EXERCISE BRIEF: Go through the listing below and gather every line with the word "Importuj".

STORED RECORDS:
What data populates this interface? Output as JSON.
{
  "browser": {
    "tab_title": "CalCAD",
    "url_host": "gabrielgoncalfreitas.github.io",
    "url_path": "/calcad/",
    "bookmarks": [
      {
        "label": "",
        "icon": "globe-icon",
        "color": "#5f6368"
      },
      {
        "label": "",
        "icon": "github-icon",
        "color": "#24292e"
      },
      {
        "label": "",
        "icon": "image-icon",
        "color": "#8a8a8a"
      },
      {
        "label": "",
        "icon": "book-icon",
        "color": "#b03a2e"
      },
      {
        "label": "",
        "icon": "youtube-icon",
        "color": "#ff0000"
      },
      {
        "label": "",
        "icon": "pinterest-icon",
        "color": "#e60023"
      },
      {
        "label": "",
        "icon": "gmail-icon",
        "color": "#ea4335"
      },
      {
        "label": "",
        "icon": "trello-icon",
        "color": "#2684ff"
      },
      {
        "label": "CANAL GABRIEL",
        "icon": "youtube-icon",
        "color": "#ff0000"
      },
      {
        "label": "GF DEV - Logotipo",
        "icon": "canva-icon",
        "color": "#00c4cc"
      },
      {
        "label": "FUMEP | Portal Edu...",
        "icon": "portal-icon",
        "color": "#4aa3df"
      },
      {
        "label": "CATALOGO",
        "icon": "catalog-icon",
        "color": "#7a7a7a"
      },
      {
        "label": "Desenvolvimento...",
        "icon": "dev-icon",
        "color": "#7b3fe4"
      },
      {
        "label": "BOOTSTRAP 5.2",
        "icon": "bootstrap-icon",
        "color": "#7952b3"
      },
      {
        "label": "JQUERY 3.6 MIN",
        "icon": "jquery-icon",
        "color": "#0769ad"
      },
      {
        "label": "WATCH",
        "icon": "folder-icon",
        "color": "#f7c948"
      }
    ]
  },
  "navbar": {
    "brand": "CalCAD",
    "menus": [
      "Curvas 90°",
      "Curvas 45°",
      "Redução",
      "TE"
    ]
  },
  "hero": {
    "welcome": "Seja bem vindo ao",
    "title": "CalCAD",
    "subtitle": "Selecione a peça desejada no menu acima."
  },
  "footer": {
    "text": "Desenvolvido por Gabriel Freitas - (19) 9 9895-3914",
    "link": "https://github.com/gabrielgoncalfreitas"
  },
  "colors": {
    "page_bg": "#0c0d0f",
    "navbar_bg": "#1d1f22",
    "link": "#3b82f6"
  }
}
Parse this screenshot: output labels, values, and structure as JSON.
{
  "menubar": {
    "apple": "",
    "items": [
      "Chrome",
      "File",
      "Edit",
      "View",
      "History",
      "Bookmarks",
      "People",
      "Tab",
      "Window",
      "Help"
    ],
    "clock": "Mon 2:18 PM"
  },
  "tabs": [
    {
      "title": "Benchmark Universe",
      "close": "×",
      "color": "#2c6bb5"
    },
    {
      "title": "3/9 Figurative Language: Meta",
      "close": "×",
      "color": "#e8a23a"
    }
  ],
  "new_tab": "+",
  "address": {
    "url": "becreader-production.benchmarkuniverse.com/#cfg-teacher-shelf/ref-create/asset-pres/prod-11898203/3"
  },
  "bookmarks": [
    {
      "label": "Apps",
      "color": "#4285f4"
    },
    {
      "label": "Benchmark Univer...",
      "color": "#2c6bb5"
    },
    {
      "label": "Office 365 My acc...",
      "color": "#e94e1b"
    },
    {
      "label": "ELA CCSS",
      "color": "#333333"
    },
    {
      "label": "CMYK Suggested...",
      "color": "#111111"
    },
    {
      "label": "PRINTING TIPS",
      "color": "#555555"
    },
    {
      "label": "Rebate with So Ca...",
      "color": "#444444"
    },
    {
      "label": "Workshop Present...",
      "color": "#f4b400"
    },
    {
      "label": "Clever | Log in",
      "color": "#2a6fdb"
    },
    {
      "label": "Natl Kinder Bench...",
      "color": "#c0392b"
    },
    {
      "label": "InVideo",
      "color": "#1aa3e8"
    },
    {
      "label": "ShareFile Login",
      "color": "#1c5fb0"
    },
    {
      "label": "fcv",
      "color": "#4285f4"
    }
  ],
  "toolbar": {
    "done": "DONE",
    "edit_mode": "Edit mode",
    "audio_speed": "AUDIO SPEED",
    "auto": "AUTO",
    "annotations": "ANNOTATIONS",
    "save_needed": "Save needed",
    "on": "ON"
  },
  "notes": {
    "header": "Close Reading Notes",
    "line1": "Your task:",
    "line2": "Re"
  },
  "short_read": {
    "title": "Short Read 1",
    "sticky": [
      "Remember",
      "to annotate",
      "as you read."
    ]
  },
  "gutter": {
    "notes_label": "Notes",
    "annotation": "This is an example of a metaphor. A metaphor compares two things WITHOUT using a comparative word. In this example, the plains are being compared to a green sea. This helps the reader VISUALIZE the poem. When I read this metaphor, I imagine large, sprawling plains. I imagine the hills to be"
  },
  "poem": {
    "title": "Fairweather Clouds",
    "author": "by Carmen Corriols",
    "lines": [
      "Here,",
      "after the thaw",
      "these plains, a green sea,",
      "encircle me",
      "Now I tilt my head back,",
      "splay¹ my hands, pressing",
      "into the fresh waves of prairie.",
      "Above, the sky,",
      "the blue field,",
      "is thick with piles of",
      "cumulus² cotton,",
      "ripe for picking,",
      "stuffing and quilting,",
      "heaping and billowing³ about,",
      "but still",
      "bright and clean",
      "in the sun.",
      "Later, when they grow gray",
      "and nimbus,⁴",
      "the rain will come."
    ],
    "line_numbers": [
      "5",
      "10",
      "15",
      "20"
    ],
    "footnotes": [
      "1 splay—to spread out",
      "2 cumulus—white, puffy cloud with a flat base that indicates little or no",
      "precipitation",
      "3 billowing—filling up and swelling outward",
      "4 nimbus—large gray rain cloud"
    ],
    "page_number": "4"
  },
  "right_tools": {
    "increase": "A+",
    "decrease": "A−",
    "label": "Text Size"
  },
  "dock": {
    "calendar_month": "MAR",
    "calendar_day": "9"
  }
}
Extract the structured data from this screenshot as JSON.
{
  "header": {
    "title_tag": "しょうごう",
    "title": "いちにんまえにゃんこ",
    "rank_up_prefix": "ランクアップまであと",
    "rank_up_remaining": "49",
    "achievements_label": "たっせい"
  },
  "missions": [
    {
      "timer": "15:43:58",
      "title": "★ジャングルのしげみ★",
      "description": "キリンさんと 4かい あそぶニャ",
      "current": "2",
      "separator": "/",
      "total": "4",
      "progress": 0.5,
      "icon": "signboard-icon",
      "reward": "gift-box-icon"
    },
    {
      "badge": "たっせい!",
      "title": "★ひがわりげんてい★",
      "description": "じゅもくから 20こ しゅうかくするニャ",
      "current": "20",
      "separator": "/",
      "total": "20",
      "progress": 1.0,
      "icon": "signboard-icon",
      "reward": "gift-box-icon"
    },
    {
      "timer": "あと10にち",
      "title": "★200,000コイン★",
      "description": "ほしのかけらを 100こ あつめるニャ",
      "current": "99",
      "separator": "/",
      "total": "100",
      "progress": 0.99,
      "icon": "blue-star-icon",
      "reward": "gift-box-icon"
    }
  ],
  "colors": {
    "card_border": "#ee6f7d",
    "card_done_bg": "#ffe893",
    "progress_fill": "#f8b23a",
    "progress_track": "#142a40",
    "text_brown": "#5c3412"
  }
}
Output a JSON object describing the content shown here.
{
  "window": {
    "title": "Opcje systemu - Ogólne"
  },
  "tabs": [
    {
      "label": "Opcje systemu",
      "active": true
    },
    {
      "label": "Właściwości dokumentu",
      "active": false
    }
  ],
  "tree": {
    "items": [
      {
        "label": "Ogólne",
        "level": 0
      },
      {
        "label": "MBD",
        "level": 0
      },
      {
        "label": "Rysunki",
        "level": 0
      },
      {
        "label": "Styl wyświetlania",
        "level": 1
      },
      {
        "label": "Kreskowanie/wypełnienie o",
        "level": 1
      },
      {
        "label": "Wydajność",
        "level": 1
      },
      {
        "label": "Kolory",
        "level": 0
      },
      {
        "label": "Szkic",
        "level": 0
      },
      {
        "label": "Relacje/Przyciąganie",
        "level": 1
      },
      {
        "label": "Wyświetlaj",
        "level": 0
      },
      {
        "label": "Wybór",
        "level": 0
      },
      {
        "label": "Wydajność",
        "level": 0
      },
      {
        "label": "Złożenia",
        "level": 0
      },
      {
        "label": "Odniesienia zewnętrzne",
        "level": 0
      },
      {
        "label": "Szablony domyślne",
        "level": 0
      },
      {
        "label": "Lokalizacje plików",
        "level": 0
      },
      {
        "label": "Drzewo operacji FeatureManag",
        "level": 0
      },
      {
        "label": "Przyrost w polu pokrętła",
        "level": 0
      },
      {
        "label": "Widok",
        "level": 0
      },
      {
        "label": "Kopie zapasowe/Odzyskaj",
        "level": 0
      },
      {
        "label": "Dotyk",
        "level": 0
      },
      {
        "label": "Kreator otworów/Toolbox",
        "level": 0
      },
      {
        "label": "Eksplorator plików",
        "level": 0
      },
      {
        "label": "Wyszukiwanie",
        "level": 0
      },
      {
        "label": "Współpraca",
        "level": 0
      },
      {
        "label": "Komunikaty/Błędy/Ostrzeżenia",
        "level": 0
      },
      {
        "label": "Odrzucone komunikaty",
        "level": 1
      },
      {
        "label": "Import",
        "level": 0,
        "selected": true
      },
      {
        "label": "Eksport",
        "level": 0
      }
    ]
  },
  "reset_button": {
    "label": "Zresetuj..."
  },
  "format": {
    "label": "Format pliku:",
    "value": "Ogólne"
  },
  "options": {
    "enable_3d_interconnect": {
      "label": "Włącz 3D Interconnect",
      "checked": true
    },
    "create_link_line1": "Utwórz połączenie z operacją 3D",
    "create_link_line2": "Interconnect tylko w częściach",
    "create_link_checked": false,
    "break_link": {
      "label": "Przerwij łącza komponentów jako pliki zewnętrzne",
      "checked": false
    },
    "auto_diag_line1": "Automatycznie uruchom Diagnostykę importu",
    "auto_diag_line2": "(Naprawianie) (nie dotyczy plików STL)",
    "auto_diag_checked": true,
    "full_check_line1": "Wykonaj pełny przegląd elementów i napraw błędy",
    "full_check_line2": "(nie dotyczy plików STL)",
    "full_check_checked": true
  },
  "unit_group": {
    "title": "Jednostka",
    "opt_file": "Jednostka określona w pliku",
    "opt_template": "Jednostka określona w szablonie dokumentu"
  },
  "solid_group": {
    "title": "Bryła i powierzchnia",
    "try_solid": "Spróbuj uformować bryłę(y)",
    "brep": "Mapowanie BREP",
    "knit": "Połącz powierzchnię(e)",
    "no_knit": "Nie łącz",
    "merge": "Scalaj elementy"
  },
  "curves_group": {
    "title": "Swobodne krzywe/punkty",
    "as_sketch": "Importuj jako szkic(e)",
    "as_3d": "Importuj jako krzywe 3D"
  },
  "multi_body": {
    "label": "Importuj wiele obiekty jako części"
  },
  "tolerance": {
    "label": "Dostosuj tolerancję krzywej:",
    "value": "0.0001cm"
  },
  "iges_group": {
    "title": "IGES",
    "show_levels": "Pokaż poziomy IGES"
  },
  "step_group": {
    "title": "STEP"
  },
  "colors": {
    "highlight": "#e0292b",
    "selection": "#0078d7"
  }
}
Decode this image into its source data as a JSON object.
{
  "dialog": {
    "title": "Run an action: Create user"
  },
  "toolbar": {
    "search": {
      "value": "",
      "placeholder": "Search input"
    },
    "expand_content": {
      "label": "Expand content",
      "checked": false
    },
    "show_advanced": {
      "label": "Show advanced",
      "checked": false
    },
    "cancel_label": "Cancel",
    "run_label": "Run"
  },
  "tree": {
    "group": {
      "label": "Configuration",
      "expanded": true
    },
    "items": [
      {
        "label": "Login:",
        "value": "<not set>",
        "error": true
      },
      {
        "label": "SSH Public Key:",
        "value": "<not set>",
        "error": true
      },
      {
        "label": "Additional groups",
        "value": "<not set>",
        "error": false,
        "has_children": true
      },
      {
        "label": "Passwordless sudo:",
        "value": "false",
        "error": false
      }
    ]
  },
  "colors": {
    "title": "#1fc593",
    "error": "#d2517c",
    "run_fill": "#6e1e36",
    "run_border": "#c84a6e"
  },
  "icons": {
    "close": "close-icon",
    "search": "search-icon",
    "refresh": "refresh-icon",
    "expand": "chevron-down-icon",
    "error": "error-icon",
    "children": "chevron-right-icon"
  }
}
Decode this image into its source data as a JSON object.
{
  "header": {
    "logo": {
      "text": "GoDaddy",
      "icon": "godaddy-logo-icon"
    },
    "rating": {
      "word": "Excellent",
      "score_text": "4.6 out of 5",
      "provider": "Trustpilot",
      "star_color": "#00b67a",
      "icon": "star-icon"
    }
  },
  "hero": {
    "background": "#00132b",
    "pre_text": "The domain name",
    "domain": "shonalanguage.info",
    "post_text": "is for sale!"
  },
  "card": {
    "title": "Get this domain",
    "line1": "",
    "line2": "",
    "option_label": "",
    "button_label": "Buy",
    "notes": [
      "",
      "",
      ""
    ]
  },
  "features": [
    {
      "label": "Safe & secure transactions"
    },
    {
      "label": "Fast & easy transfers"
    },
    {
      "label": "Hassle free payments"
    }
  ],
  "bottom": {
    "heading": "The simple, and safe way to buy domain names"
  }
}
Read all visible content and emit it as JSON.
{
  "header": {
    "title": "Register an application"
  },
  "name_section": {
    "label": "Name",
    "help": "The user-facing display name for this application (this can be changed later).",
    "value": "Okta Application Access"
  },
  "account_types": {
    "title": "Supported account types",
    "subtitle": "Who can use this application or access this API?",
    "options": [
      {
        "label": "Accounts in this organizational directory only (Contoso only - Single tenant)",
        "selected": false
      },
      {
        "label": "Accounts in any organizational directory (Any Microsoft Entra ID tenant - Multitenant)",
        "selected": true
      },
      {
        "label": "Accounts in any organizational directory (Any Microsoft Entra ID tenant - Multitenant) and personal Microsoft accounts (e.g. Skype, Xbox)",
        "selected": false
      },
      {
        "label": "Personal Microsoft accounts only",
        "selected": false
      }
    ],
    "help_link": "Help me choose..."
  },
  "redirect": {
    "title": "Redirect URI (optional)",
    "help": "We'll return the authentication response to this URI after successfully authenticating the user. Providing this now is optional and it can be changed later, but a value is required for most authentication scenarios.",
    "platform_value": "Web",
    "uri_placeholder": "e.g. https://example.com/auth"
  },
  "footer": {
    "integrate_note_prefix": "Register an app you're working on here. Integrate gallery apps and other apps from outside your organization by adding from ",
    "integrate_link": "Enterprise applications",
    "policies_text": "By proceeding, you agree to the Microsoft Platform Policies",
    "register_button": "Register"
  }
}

CORRECT RESPONSE:
    "as_sketch": "Importuj jako szkic(e)",
    "as_3d": "Importuj jako krzywe 3D"
    "label": "Importuj wiele obiekty jako części"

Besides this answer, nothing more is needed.